30 mai 2008

Le PPP de Villemandeur annulé pour absence d'urgence

Le premier contrat de partenariat français, conclu pour la construction et l'exploitation d'un collège de Villemandeur (Loiret), a été annulé par le Tribunal administratif d'Orléans. Le contrat de partenariat avait été remporté en juillet 2006 par Sogea Nord-Ouest, filiale de Vinci Construction, associée à Auxifip (filiale du Crédit Agricole).

Le Syndicat national du second oeuvre (SNSO) contestait principalement le motif d'urgence qui avait conduit le conseil général à l'usage du CP. Le tribunal suit les conclusions de Ghislaine Borot, commissaire du gouvernement, en estimant que les conditions d'urgence telles qu'interprétées strictement par le Conseil constitutionnel n'étaient pas satisfaites en l'espèce.

L'urgence est bien connue des juristes spécialisés en droit public. En contentieux, la notion est un véritable chausse-trappes. Il n'en existe pas de définition précise mais, paradoxe, la démonstration de l'urgence est requise dans certaines procédures. L'urgence en matière de contrat PPP ressemble à cette approche, l'urgence comme élément "indispensable mais insaisissable".

La notion d'urgence est présente dans le Code des Marchés Publics. Mais elle se rencontre dans un contexte largement différent du contrat PPP. En droit des marchés publics, l'urgence permet de justifier le recours à des procédures dérogatoires. Deux formes d'urgences existent dans le Code : l'urgence simple qui permet de raccourcir les délais de consultation (à 3 jours, réjouissez-vous, .sic) ; l'urgence impérieuse qui permet à la personne publique de recourir à la passation d'une procédure négociée. Dans tous les cas, l'urgence ne peut pas résulter de faits imputables à la personne publique. L'urgence en marchés publics implique l'existence de circonstances objectives. En ce sens, la définition de l'urgence faite par les directives Marchés Publics rejoint cette conception.

L'urgence dans le contrat PPP se distingue de cette conception dérogatoire. En effet, pour recourir au PPP, il faut démontrer la complexité ou/et l'urgence. En PPP, l'urgence constitue un des éléments de fond du recours à la procédure de PPP. L'urgence démontrée conduira à l'application d'une procédure de droit commun (l'appel d'offres) au contraire de ce qui se pratique en marchés publics ( l'urgence conduisant à des procédures dérogatoires telles que le marché négocié ).

Mais comment définir l'urgence ?

(Enregistrements bruts)
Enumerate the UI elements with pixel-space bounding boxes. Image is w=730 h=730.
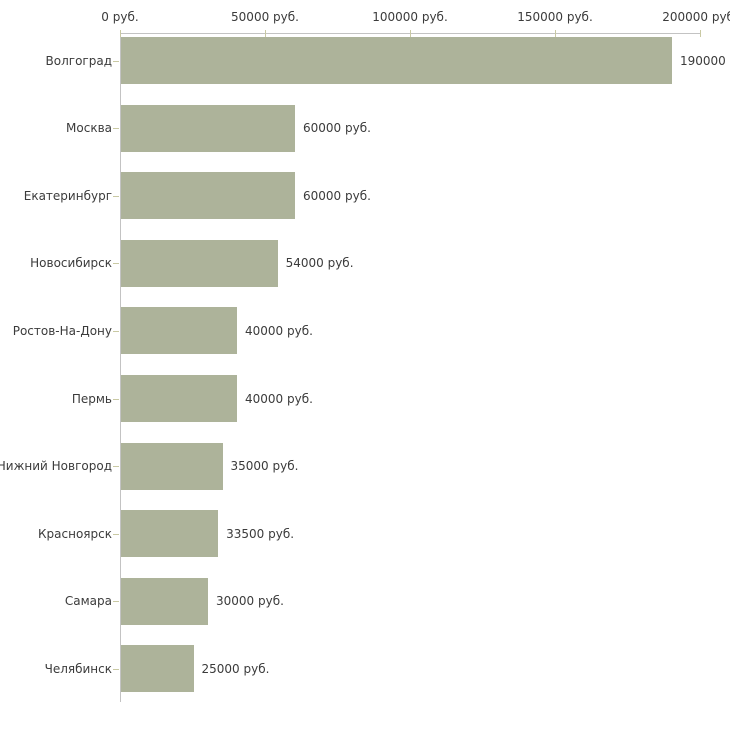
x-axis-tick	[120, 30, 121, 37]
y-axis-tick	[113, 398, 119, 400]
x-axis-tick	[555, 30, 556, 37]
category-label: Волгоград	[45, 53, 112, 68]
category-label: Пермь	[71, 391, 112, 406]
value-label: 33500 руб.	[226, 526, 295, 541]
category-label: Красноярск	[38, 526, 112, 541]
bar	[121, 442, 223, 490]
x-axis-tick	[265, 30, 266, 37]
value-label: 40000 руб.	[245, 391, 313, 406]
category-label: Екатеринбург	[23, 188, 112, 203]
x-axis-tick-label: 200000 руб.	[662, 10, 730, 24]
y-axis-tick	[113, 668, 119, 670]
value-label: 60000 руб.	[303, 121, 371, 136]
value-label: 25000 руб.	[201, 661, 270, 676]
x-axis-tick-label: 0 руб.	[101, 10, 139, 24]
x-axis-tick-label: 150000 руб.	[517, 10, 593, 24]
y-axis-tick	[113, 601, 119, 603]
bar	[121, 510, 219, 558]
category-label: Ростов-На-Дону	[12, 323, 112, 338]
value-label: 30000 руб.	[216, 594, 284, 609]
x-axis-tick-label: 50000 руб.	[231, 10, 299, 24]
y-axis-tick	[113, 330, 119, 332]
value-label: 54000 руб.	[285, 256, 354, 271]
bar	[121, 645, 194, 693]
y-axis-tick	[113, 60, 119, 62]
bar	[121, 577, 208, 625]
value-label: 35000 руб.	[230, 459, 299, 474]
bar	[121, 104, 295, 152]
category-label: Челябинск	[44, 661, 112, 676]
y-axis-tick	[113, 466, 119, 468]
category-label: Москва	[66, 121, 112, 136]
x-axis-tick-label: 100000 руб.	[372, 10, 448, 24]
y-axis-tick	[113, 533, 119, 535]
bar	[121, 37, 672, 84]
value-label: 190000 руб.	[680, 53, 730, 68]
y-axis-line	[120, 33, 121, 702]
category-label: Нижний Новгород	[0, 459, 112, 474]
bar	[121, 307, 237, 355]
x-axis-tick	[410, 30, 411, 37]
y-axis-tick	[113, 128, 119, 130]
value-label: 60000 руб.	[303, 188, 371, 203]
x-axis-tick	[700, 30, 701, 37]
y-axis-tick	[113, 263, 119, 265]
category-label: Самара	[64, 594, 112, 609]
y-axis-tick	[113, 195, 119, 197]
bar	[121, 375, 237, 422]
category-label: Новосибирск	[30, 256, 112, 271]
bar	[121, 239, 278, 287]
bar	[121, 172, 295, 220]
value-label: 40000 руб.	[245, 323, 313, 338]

* * *

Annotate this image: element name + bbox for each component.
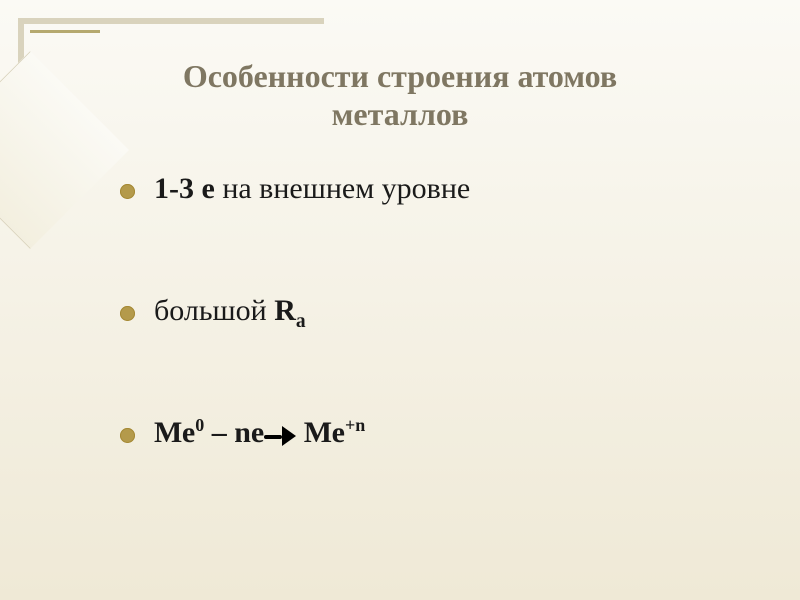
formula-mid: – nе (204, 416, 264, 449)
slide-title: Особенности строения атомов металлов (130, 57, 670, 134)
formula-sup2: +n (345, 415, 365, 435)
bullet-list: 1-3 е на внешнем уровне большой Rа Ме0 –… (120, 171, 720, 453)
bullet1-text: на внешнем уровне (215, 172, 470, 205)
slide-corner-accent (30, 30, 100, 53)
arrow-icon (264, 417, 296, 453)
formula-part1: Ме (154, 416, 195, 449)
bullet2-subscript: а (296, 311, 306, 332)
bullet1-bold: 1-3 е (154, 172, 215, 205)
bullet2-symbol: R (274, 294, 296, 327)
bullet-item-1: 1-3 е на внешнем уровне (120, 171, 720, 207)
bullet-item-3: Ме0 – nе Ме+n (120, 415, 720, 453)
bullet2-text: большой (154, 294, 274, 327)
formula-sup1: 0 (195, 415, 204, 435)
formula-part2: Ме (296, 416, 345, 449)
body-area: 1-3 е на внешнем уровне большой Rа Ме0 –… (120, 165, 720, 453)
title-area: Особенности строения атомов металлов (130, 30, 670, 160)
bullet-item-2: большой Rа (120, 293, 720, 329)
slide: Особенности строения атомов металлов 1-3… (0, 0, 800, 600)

- _Consigne A_:
D'après le texte sur le PPP de Villemandeur, quelle juridiction a annulé le contrat de partenariat ?
- _Consigne B_:
Poursuivez le texte sur le PPP de Villemandeur à partir de sa dernière phrase.

- _Corrigé A_:
Le Tribunal administratif d'Orléans.

- _Corrigé B_:
Le Conseil d'Etat en a donné une approche concrète dans une décision du 29 octobre 2004 concernant le recours au contrat PPP. L'urgence est ce qui "résulte objectivement, dans un secteur ou une zone géographique déterminés, de la nécessité de rattraper un retard particulièrement grave affectant la réalisation d'équipements collectifs". En clair, et comme le relève la maPPP, l'urgence ne semble pas exclure la carence de la personne publique. La sécurité défaillante, le vieilissement préjudiciable des ouvrages, la mise en conformité délicate sont autant d'éléments qui pourrait justifier l'urgence de recourir à un PPP. Le point clef résidera dans la démonstration de l'urgence rencontrée et non dans une simple affirmation "qu'il y a urgence".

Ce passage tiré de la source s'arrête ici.